§ Instructions for the task
Take every line that has the string "września" and copy it out.

:: Material for the task ::

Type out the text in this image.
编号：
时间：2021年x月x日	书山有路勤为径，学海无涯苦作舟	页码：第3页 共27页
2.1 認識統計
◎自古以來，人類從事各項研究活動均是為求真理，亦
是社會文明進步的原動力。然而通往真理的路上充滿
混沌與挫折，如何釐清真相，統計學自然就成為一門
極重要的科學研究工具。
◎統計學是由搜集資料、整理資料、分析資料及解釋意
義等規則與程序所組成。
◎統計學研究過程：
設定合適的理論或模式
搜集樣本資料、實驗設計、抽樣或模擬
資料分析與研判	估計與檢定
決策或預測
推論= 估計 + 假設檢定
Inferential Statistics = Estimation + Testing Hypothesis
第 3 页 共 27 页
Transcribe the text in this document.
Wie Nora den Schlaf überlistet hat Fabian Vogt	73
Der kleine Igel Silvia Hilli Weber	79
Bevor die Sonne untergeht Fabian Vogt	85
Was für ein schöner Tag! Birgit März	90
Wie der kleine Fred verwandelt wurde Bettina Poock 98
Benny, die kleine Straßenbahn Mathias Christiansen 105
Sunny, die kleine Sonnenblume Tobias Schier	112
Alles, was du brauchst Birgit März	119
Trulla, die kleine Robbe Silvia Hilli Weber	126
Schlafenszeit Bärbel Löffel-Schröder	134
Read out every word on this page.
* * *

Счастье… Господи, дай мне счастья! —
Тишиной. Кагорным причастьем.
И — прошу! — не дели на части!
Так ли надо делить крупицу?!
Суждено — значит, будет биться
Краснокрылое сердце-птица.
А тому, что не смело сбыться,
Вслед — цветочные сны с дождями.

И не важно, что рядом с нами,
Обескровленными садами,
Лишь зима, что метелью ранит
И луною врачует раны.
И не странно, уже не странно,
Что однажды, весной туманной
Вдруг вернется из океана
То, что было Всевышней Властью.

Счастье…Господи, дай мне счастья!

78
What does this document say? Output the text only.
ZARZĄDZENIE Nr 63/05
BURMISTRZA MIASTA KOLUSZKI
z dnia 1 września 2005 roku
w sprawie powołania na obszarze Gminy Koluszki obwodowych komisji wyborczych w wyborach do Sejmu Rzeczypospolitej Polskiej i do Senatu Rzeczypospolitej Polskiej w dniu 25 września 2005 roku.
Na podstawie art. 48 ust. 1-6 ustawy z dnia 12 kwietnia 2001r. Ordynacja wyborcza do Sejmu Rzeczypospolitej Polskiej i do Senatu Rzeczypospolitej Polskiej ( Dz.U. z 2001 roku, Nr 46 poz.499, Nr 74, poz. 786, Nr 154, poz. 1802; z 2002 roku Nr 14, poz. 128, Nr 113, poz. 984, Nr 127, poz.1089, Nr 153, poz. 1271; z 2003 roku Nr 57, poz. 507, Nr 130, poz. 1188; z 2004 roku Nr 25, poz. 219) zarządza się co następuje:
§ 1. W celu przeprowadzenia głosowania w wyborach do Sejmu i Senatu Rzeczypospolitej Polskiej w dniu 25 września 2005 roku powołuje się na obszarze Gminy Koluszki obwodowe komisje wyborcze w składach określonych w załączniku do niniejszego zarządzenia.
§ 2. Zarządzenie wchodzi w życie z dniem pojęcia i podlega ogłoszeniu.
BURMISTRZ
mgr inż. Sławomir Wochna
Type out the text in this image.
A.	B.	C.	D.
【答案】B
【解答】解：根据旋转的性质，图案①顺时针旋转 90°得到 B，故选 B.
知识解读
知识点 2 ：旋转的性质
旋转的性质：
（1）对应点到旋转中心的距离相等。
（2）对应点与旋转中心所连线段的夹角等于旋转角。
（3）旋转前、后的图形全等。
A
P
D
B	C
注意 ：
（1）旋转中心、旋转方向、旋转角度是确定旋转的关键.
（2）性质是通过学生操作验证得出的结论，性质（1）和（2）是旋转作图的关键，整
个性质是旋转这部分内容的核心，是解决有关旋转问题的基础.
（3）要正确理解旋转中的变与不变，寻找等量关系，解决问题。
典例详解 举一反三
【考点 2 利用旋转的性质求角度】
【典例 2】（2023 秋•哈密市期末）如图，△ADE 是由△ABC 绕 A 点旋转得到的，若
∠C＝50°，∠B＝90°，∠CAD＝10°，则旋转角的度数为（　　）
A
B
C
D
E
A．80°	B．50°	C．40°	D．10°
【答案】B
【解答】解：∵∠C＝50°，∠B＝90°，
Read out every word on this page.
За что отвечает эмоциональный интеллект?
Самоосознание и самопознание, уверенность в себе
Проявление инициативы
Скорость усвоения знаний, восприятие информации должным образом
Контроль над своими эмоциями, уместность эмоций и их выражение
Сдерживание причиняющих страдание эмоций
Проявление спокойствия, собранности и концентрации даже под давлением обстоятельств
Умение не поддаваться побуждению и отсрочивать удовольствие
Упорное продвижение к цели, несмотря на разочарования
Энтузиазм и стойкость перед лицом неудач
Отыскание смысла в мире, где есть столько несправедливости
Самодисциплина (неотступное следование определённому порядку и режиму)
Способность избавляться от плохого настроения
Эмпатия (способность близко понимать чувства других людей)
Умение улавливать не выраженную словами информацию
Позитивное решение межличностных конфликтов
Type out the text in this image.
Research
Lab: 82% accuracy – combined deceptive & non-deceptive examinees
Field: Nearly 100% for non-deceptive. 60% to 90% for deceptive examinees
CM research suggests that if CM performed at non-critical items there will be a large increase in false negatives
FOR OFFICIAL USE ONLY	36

:::

§ Right answer
z dnia 1 września 2005 roku
w sprawie powołania na obszarze Gminy Koluszki obwodowych komisji wyborczych w wyborach do Sejmu Rzeczypospolitej Polskiej i do Senatu Rzeczypospolitej Polskiej w dniu 25 września 2005 roku.
§ 1. W celu przeprowadzenia głosowania w wyborach do Sejmu i Senatu Rzeczypospolitej Polskiej w dniu 25 września 2005 roku powołuje się na obszarze Gminy Koluszki obwodowe komisje wyborcze w składach określonych w załączniku do niniejszego zarządzenia.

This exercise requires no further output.